▶ [Your task]
Would you please copy each line below that includes the string "this"?

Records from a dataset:
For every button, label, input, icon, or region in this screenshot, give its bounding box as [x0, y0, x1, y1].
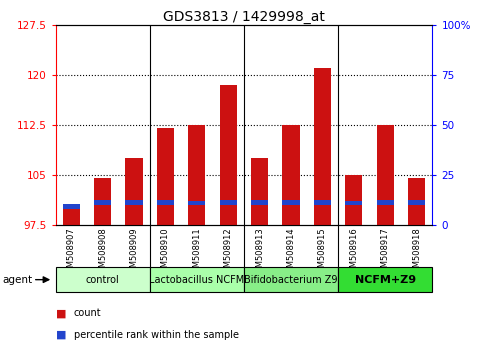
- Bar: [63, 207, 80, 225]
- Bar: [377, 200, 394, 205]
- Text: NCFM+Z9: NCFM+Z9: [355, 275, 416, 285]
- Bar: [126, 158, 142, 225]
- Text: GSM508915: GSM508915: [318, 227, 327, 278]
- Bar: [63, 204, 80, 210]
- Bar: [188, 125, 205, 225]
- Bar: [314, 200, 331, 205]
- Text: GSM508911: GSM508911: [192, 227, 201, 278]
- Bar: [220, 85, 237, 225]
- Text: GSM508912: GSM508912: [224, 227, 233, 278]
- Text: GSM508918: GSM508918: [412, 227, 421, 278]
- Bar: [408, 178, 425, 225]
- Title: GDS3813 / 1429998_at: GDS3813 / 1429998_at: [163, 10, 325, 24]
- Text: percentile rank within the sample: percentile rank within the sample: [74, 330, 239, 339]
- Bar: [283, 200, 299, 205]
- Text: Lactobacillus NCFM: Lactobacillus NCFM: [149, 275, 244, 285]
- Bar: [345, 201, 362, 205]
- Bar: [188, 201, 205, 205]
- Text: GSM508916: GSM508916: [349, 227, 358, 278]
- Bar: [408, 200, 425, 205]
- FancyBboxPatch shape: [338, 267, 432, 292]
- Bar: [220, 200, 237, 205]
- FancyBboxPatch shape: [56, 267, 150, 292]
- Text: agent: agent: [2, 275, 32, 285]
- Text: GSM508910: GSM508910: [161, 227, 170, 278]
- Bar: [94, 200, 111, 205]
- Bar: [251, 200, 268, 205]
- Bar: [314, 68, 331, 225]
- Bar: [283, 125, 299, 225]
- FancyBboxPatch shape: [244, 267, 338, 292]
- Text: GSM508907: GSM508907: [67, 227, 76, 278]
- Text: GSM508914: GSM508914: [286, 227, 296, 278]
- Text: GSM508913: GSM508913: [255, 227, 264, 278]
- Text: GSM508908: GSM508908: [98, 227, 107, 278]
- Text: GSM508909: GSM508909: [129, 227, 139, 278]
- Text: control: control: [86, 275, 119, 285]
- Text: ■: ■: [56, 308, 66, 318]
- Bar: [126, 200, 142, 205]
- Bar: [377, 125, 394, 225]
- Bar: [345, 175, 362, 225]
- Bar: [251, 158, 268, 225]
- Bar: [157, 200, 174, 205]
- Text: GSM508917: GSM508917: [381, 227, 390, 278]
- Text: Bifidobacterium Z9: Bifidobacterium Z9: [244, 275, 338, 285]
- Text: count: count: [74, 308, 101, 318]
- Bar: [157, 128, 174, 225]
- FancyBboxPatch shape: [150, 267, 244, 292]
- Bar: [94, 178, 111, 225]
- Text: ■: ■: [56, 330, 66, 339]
---
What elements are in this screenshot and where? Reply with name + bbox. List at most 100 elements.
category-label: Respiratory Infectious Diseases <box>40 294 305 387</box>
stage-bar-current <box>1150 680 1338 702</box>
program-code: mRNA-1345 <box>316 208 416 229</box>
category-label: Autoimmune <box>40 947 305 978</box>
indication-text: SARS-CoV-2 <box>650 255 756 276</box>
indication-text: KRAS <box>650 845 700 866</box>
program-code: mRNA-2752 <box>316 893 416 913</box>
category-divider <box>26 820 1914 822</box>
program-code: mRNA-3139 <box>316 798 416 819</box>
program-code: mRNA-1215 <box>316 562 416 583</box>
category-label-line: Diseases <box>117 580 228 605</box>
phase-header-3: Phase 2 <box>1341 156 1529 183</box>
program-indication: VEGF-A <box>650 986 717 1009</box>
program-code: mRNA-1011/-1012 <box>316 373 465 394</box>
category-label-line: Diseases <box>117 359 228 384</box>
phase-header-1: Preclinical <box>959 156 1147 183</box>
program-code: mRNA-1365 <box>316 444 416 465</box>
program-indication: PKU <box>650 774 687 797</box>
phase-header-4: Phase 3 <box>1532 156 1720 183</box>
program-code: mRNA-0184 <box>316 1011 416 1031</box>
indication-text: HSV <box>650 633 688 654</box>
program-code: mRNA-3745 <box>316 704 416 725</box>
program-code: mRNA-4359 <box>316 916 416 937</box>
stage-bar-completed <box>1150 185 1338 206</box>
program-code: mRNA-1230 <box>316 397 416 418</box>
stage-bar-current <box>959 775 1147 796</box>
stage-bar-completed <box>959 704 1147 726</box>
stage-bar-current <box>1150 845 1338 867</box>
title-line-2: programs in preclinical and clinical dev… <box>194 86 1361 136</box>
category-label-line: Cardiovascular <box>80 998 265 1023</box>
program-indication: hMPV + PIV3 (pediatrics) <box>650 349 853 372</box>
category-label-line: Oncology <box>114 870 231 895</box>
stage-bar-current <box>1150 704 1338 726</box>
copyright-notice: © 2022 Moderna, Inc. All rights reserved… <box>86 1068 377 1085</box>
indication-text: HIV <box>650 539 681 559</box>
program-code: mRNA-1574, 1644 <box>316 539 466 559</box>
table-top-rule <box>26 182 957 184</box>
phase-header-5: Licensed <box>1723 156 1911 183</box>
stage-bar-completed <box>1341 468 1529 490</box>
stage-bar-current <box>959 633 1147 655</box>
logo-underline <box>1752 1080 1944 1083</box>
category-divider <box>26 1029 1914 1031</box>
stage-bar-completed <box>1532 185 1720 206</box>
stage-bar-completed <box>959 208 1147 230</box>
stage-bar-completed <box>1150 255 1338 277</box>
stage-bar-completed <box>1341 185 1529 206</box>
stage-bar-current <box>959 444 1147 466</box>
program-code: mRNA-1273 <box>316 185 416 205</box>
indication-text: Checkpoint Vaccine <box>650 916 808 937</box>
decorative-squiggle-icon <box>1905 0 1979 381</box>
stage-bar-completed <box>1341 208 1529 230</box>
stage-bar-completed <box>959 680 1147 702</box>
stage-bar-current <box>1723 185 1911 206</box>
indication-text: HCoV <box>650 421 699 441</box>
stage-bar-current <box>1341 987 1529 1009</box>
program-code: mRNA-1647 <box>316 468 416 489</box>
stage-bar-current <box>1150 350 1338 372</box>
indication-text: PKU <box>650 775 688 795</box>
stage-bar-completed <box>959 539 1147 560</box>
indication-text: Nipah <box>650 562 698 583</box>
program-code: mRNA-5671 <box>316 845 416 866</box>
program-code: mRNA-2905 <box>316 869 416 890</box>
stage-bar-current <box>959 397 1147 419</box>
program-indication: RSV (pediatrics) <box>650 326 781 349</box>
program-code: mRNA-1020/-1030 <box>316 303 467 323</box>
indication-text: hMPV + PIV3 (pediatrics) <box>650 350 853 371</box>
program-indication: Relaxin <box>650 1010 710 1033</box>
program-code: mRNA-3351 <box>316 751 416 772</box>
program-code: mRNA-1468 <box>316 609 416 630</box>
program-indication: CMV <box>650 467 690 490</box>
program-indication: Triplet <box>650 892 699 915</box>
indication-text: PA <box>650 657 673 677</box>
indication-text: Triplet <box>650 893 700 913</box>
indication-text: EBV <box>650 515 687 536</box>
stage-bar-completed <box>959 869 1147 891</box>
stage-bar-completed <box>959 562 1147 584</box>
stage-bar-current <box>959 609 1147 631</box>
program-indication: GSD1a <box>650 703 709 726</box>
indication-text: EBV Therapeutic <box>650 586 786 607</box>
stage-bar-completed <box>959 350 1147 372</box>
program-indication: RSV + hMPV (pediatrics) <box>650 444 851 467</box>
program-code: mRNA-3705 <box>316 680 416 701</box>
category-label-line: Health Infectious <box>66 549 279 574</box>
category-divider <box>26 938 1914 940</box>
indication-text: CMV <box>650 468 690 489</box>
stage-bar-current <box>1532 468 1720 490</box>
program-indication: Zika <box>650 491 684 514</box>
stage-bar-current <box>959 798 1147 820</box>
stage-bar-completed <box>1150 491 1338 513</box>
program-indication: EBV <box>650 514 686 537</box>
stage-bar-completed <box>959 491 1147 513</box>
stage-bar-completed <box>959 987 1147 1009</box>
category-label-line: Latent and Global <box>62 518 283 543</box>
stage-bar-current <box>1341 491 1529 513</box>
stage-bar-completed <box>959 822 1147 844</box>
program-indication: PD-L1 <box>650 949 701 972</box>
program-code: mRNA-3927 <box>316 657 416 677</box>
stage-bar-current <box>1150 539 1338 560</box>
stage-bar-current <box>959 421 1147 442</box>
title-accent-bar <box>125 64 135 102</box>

▶ [Answer box]
For every button, label, input, icon, or region in this screenshot, give its bounding box as [x0, y0, x1, y1].
What elements are in this screenshot and where? Reply with name + bbox. List at most 100 elements.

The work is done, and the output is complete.